→ **問題の詳細**:
喜多見氏に関する文章のうち、「大坂の陣でも活躍した勝重は、」から始まり「流の跡を僅かに残しています。」で終わる部分を、一字一句たがえずに書き写してください。

→ **文書の抜粋**:

───

戦国時代になると、江戸(喜多見)勝重が古河公方、奥州吉良氏(世田谷御所)、後北条氏と主を変えながら家を保とうとします。勝重は、小田原城にも籠城し、開城後は芝増上寺の観智国師の推挙により徳川家の御家人に取り立てられ、喜多見の所領500石を安堵されました。
大坂の陣でも活躍した勝重は、豊臣家滅亡から間もない元和三年(1617)から堺奉行、のちには河内和泉の国奉行を兼ねて戦乱で荒れた畿内の復興に努めます。相当優秀な官僚であったようで、その功績は現代まで伝わっています。
喜多見流茶道
勝重は、武人、官僚としてのほかに、文化人としても知られています。古田織部や沢庵和尚、小堀遠州とも親交を深くしました。これが、その子(三男)の久大夫重勝による喜多見流茶道の礎となりました。
久大夫重勝は佐久間将監から宋可流をそして父と親交の深い小堀遠州から遠州流の茶道を会得し、喜多見流茶道として一派を成すほどに至ります。久大夫重勝の茶室があったと伝わる世田谷区成城には、お茶屋坂という坂があり、喜多見流の跡を僅かに残しています。
久大夫重勝の娘(次女)と旗本石谷武清との間にもうけた彦五郎が喜多見本家の養子となり、のちに将軍綱吉に重用され二万石の大名となる喜多見若狭守重政です。
喜多見氷川神社には、喜多見重恒・重勝兄弟が承応三年(1654)に氏神であった喜多見氷川神社に奉納した石鳥居があります。
喜多見重政の栄枯盛衰
重政は、綱吉が将軍職に就くとその寵愛を受け天和三年(1683)には1万石の譜代大名に、貞享二年(1685)には側用人となり、翌年にはさらに1万石の加増を受けて2万石の大名となります。同じ時代を生きた知識人からも「忠実至誠の武士」として称賛される人柄で、かつ茶道にも通じているというところが綱吉好みであったのかもしれません。
この綱吉好みというのがどのようなことかが気になるところです。綱吉には、男色があったそうで役者など多くの人に手をつけたと伝わっています。喜多見に陣屋を設ける際にも、綱吉からその費用を下賜されたともいいます。

───

[画像レイアウトの注釈]
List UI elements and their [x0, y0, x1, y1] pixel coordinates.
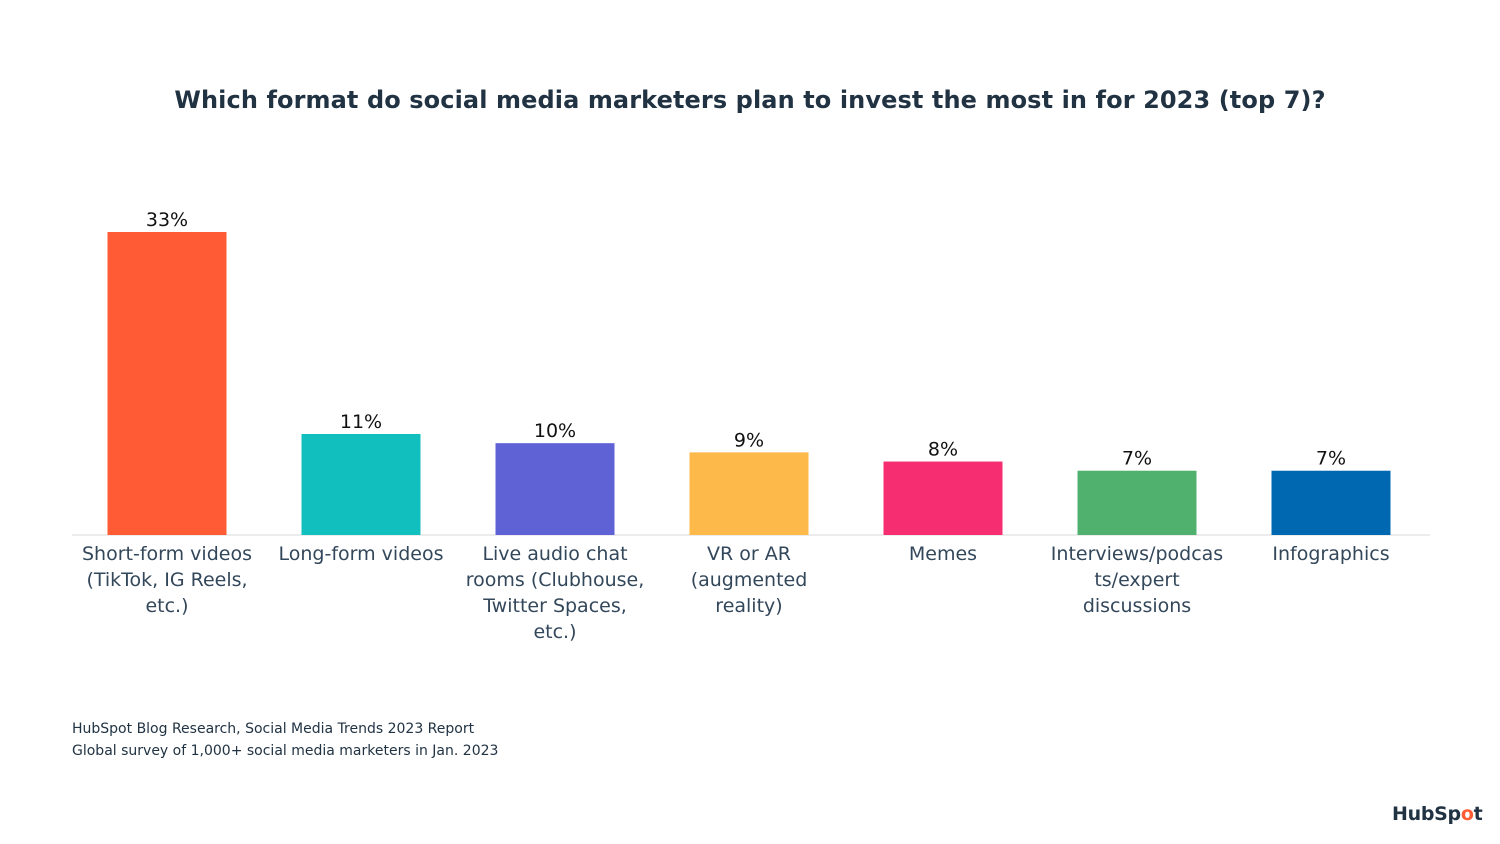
category-label: Memes	[909, 543, 977, 565]
category-label-line: (augmented	[691, 569, 808, 591]
category-label-line: Interviews/podcas	[1051, 543, 1223, 565]
category-label-line: etc.)	[533, 621, 576, 643]
logo-sprocket-icon: o	[1460, 803, 1474, 825]
category-label-line: Long-form videos	[279, 543, 444, 565]
category-label-line: etc.)	[145, 595, 188, 617]
data-label: 8%	[928, 439, 958, 461]
data-label: 7%	[1316, 448, 1346, 470]
bar	[301, 434, 421, 535]
bar	[495, 443, 615, 535]
category-label: VR or AR (augmented reality)	[691, 543, 808, 617]
category-label-line: Live audio chat	[482, 543, 627, 565]
bar	[1271, 470, 1391, 535]
category-label-line: Infographics	[1272, 543, 1389, 565]
bars-group	[107, 232, 1391, 535]
hubspot-logo: HubSpot	[1392, 803, 1483, 825]
source-line-1: HubSpot Blog Research, Social Media Tren…	[72, 721, 475, 737]
data-label: 11%	[340, 411, 382, 433]
category-label: Long-form videos	[279, 543, 444, 565]
chart-title: Which format do social media marketers p…	[174, 86, 1326, 114]
data-label: 33%	[146, 209, 188, 231]
bar	[107, 232, 227, 535]
data-label: 9%	[734, 429, 764, 451]
bar-chart: 33% 11% 10% 9% 8% 7% 7% Short-form videos (TikT…	[72, 209, 1430, 643]
category-label: Short-form videos (TikTok, IG Reels, etc.)	[82, 543, 252, 617]
logo-text-start: HubSp	[1392, 803, 1461, 825]
data-label: 10%	[534, 420, 576, 442]
bar	[883, 461, 1003, 535]
category-label: Live audio chat rooms (Clubhouse, Twitter …	[466, 543, 645, 643]
category-label-line: discussions	[1083, 595, 1191, 617]
category-label-line: reality)	[715, 595, 782, 617]
bar	[689, 452, 809, 535]
category-labels-group: Short-form videos (TikTok, IG Reels, etc.)…	[82, 543, 1390, 643]
category-label-line: Twitter Spaces,	[482, 595, 627, 617]
bar	[1077, 470, 1197, 535]
data-label: 7%	[1122, 448, 1152, 470]
category-label: Interviews/podcas ts/expert discussions	[1051, 543, 1223, 617]
category-label-line: Short-form videos	[82, 543, 252, 565]
category-label-line: rooms (Clubhouse,	[466, 569, 645, 591]
category-label: Infographics	[1272, 543, 1389, 565]
category-label-line: (TikTok, IG Reels,	[86, 569, 247, 591]
source-line-2: Global survey of 1,000+ social media mar…	[72, 743, 499, 759]
category-label-line: Memes	[909, 543, 977, 565]
category-label-line: VR or AR	[707, 543, 791, 565]
logo-text-end: t	[1473, 803, 1483, 825]
value-labels-group: 33% 11% 10% 9% 8% 7% 7%	[146, 209, 1346, 470]
category-label-line: ts/expert	[1094, 569, 1179, 591]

───

→ **作業結果**:
大坂の陣でも活躍した勝重は、豊臣家滅亡から間もない元和三年(1617)から堺奉行、のちには河内和泉の国奉行を兼ねて戦乱で荒れた畿内の復興に努めます。相当優秀な官僚であったようで、その功績は現代まで伝わっています。
喜多見流茶道
勝重は、武人、官僚としてのほかに、文化人としても知られています。古田織部や沢庵和尚、小堀遠州とも親交を深くしました。これが、その子(三男)の久大夫重勝による喜多見流茶道の礎となりました。
久大夫重勝は佐久間将監から宋可流をそして父と親交の深い小堀遠州から遠州流の茶道を会得し、喜多見流茶道として一派を成すほどに至ります。久大夫重勝の茶室があったと伝わる世田谷区成城には、お茶屋坂という坂があり、喜多見流の跡を僅かに残しています。